EXERCISE PROMPT → Collect each line holding the string "collectivité".

[Collected data entries]
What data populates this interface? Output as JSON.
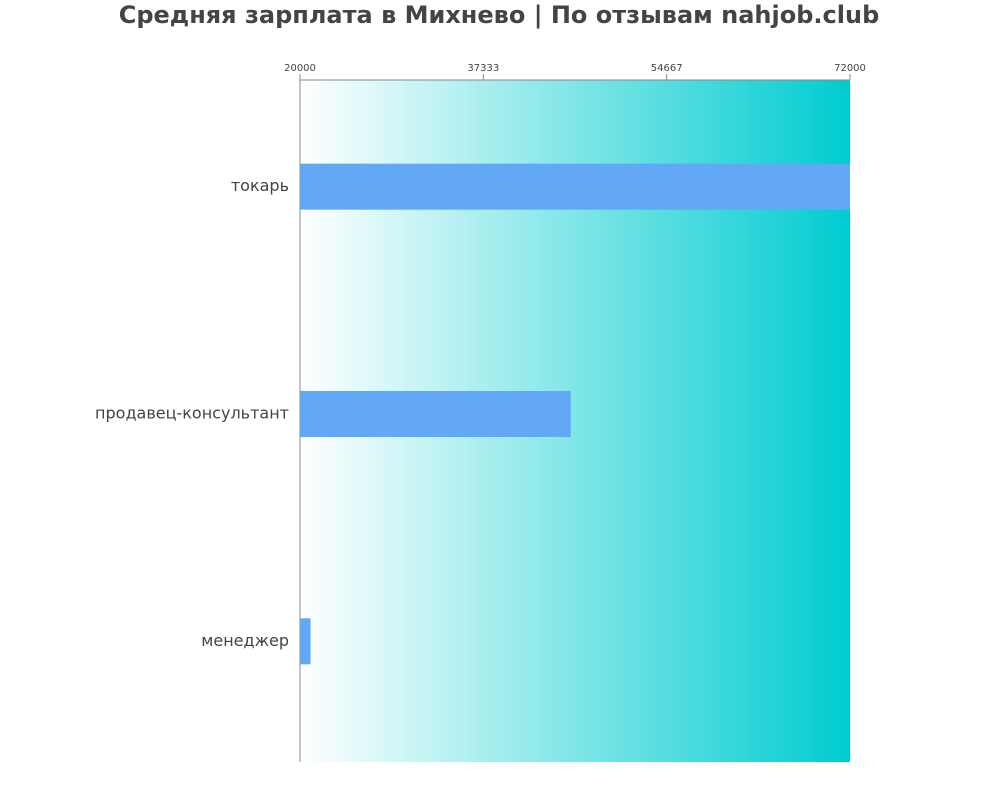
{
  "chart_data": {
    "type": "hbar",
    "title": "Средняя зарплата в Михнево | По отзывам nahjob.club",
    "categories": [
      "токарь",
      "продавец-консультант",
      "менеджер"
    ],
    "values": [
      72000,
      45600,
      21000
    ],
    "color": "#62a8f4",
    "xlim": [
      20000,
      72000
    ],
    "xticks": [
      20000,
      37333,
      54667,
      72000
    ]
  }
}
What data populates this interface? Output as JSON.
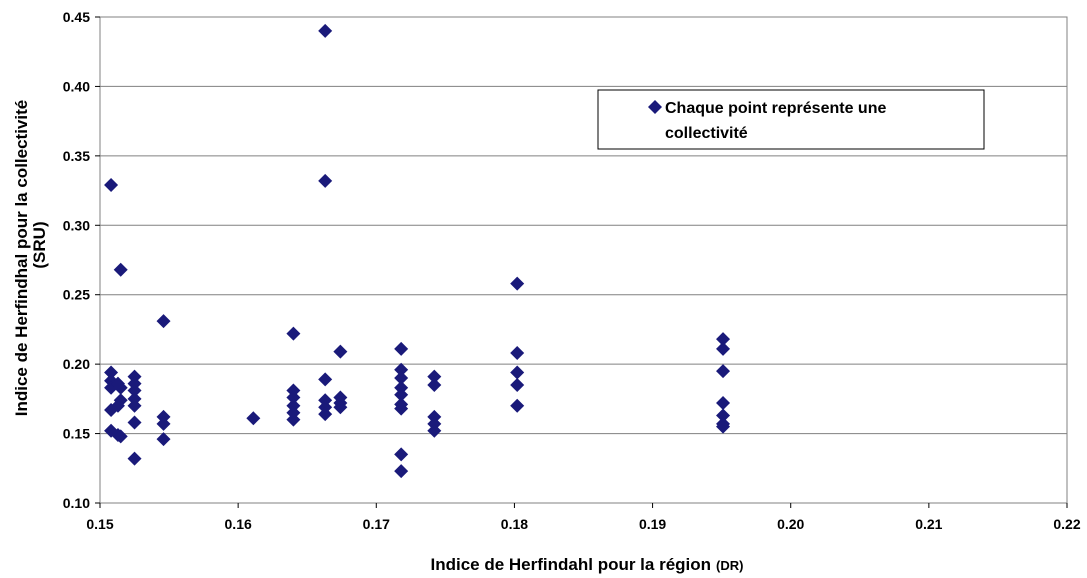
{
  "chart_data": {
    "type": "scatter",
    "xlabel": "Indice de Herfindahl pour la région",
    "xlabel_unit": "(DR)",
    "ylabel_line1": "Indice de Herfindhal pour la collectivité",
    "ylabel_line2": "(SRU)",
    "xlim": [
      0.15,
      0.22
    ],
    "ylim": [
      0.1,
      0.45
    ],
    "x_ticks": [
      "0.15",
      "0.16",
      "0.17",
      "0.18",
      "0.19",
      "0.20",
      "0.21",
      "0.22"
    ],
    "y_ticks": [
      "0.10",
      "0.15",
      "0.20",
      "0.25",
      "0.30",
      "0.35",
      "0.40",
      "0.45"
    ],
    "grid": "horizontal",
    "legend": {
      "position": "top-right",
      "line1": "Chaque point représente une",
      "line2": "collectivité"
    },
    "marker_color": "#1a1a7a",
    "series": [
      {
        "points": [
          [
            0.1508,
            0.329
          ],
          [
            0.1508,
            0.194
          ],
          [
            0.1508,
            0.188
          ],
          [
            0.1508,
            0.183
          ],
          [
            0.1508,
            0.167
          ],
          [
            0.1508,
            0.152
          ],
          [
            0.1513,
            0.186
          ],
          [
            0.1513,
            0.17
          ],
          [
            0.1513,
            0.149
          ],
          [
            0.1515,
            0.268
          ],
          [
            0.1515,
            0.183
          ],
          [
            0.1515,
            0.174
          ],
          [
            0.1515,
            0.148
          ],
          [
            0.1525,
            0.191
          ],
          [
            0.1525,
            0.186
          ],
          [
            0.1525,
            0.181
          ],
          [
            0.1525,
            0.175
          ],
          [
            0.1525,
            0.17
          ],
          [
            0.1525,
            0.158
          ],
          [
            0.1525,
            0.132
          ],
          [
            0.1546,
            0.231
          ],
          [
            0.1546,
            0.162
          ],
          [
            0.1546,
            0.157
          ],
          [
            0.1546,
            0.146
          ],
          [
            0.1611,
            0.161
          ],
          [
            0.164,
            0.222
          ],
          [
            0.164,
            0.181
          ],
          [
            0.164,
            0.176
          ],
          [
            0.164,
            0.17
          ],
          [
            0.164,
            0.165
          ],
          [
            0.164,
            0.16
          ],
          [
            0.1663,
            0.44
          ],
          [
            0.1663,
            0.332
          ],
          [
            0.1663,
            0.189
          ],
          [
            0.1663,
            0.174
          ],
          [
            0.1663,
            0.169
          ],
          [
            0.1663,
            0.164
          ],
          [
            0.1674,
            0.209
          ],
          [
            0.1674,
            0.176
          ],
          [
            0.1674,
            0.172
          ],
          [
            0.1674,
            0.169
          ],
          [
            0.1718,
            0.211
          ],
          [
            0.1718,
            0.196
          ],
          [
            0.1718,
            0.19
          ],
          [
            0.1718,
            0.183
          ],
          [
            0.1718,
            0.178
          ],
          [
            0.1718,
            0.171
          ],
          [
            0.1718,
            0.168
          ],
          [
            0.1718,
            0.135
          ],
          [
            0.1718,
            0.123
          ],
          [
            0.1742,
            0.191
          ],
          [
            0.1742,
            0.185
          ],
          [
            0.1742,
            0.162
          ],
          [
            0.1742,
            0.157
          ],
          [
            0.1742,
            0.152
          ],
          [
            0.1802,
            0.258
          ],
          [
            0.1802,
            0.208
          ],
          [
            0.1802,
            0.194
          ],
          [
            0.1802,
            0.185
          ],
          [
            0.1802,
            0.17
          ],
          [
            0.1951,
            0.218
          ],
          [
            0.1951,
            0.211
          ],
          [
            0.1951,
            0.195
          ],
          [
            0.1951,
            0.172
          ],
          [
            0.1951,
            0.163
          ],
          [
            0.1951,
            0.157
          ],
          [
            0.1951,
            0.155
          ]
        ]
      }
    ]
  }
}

OUTPUT OF THE TASK →
    "ylabel_line1": "Indice de Herfindhal pour la collectivité",
      "line2": "collectivité"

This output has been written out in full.